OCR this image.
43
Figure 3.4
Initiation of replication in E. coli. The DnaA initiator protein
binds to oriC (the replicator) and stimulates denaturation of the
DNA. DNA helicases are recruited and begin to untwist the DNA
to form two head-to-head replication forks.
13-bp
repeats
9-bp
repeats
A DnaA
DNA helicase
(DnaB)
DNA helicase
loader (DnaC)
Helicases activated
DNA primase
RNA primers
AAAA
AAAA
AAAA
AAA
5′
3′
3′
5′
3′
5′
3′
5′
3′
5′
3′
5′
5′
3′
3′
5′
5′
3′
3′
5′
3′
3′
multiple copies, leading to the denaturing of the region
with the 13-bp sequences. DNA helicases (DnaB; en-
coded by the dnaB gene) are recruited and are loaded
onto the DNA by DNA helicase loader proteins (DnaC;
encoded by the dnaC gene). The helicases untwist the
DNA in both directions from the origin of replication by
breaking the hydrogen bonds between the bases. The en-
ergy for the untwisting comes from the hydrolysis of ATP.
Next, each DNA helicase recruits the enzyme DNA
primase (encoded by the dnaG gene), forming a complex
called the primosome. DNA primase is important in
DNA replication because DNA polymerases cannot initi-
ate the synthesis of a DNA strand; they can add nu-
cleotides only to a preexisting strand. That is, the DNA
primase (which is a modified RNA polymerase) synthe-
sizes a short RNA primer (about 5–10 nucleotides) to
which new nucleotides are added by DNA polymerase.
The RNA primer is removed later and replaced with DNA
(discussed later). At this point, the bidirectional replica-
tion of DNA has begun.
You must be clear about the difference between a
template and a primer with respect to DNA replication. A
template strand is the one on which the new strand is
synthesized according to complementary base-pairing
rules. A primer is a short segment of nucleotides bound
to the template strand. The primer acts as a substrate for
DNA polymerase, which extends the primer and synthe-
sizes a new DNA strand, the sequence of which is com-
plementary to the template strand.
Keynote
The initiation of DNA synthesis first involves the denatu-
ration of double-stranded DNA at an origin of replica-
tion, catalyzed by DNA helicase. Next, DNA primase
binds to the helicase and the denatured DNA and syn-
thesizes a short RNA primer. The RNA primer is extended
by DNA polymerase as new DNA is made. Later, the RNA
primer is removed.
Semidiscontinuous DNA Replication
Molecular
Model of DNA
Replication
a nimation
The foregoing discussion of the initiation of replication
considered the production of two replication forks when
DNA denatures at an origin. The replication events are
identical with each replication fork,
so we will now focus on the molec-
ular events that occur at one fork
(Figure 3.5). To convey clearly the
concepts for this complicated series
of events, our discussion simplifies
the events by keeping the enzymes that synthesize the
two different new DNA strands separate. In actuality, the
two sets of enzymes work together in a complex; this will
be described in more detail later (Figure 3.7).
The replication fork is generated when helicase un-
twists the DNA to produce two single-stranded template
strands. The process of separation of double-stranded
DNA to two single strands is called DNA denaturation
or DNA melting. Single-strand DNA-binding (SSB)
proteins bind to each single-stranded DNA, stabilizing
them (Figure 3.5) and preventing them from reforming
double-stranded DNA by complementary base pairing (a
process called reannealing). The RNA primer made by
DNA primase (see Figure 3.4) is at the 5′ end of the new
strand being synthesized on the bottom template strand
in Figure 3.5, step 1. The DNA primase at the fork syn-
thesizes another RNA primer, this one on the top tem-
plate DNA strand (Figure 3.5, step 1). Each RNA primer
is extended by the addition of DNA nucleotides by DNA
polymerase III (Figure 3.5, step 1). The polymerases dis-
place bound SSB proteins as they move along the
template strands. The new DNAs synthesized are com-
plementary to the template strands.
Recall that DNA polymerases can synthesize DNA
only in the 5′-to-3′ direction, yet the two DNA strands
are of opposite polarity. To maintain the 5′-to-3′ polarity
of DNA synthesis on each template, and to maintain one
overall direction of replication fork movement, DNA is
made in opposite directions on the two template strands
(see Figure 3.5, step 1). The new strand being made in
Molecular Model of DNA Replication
--- --- ---
Quote every record above exactly.

■ **Task answer**:
OCR this image.
43
Figure 3.4
Initiation of replication in E. coli. The DnaA initiator protein
binds to oriC (the replicator) and stimulates denaturation of the
DNA. DNA helicases are recruited and begin to untwist the DNA
to form two head-to-head replication forks.
13-bp
repeats
9-bp
repeats
A DnaA
DNA helicase
(DnaB)
DNA helicase
loader (DnaC)
Helicases activated
DNA primase
RNA primers
AAAA
AAAA
AAAA
AAA
5′
3′
3′
5′
3′
5′
3′
5′
3′
5′
3′
5′
5′
3′
3′
5′
5′
3′
3′
5′
3′
3′
multiple copies, leading to the denaturing of the region
with the 13-bp sequences. DNA helicases (DnaB; en-
coded by the dnaB gene) are recruited and are loaded
onto the DNA by DNA helicase loader proteins (DnaC;
encoded by the dnaC gene). The helicases untwist the
DNA in both directions from the origin of replication by
breaking the hydrogen bonds between the bases. The en-
ergy for the untwisting comes from the hydrolysis of ATP.
Next, each DNA helicase recruits the enzyme DNA
primase (encoded by the dnaG gene), forming a complex
called the primosome. DNA primase is important in
DNA replication because DNA polymerases cannot initi-
ate the synthesis of a DNA strand; they can add nu-
cleotides only to a preexisting strand. That is, the DNA
primase (which is a modified RNA polymerase) synthe-
sizes a short RNA primer (about 5–10 nucleotides) to
which new nucleotides are added by DNA polymerase.
The RNA primer is removed later and replaced with DNA
(discussed later). At this point, the bidirectional replica-
tion of DNA has begun.
You must be clear about the difference between a
template and a primer with respect to DNA replication. A
template strand is the one on which the new strand is
synthesized according to complementary base-pairing
rules. A primer is a short segment of nucleotides bound
to the template strand. The primer acts as a substrate for
DNA polymerase, which extends the primer and synthe-
sizes a new DNA strand, the sequence of which is com-
plementary to the template strand.
Keynote
The initiation of DNA synthesis first involves the denatu-
ration of double-stranded DNA at an origin of replica-
tion, catalyzed by DNA helicase. Next, DNA primase
binds to the helicase and the denatured DNA and syn-
thesizes a short RNA primer. The RNA primer is extended
by DNA polymerase as new DNA is made. Later, the RNA
primer is removed.
Semidiscontinuous DNA Replication
Molecular
Model of DNA
Replication
a nimation
The foregoing discussion of the initiation of replication
considered the production of two replication forks when
DNA denatures at an origin. The replication events are
identical with each replication fork,
so we will now focus on the molec-
ular events that occur at one fork
(Figure 3.5). To convey clearly the
concepts for this complicated series
of events, our discussion simplifies
the events by keeping the enzymes that synthesize the
two different new DNA strands separate. In actuality, the
two sets of enzymes work together in a complex; this will
be described in more detail later (Figure 3.7).
The replication fork is generated when helicase un-
twists the DNA to produce two single-stranded template
strands. The process of separation of double-stranded
DNA to two single strands is called DNA denaturation
or DNA melting. Single-strand DNA-binding (SSB)
proteins bind to each single-stranded DNA, stabilizing
them (Figure 3.5) and preventing them from reforming
double-stranded DNA by complementary base pairing (a
process called reannealing). The RNA primer made by
DNA primase (see Figure 3.4) is at the 5′ end of the new
strand being synthesized on the bottom template strand
in Figure 3.5, step 1. The DNA primase at the fork syn-
thesizes another RNA primer, this one on the top tem-
plate DNA strand (Figure 3.5, step 1). Each RNA primer
is extended by the addition of DNA nucleotides by DNA
polymerase III (Figure 3.5, step 1). The polymerases dis-
place bound SSB proteins as they move along the
template strands. The new DNAs synthesized are com-
plementary to the template strands.
Recall that DNA polymerases can synthesize DNA
only in the 5′-to-3′ direction, yet the two DNA strands
are of opposite polarity. To maintain the 5′-to-3′ polarity
of DNA synthesis on each template, and to maintain one
overall direction of replication fork movement, DNA is
made in opposite directions on the two template strands
(see Figure 3.5, step 1). The new strand being made in
Molecular Model of DNA Replication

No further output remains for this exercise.